- **TASK DESCRIPTION**
Output exactly the lines between the line that contains "Give me the" and the last line of the material, counting both.

** Begin RECORDS SUPPLIED **

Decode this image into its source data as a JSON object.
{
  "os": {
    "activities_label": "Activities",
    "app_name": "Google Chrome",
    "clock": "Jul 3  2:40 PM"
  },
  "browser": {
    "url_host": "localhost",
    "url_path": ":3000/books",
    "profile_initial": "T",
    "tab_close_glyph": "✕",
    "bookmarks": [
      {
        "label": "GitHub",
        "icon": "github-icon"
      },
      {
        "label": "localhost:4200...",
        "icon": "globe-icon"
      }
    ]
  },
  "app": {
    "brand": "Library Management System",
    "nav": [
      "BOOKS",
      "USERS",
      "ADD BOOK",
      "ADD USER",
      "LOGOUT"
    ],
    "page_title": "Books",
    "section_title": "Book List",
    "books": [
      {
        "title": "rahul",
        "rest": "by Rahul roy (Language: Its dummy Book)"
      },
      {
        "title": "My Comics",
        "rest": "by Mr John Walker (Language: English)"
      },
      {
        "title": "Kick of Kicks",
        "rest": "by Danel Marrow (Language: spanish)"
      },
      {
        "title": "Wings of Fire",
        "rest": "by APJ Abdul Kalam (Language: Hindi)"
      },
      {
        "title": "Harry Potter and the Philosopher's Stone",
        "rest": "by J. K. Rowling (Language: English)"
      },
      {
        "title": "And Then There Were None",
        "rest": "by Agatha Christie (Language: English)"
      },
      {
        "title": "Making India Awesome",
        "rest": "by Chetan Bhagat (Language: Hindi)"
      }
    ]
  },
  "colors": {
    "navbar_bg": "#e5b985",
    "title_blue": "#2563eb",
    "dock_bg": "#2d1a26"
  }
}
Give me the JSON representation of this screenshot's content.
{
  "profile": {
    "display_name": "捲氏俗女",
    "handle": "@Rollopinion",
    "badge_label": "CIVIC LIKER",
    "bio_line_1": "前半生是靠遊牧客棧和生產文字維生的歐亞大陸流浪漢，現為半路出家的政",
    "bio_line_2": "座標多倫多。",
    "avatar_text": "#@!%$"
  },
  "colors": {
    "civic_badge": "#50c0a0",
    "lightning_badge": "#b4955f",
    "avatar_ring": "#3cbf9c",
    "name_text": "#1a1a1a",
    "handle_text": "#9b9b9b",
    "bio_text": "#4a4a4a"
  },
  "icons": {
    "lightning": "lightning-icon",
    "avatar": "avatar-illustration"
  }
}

** End RECORDS SUPPLIED **

- **WRITTEN RESPONSE**
Give me the JSON representation of this screenshot's content.
{
  "profile": {
    "display_name": "捲氏俗女",
    "handle": "@Rollopinion",
    "badge_label": "CIVIC LIKER",
    "bio_line_1": "前半生是靠遊牧客棧和生產文字維生的歐亞大陸流浪漢，現為半路出家的政",
    "bio_line_2": "座標多倫多。",
    "avatar_text": "#@!%$"
  },
  "colors": {
    "civic_badge": "#50c0a0",
    "lightning_badge": "#b4955f",
    "avatar_ring": "#3cbf9c",
    "name_text": "#1a1a1a",
    "handle_text": "#9b9b9b",
    "bio_text": "#4a4a4a"
  },
  "icons": {
    "lightning": "lightning-icon",
    "avatar": "avatar-illustration"
  }
}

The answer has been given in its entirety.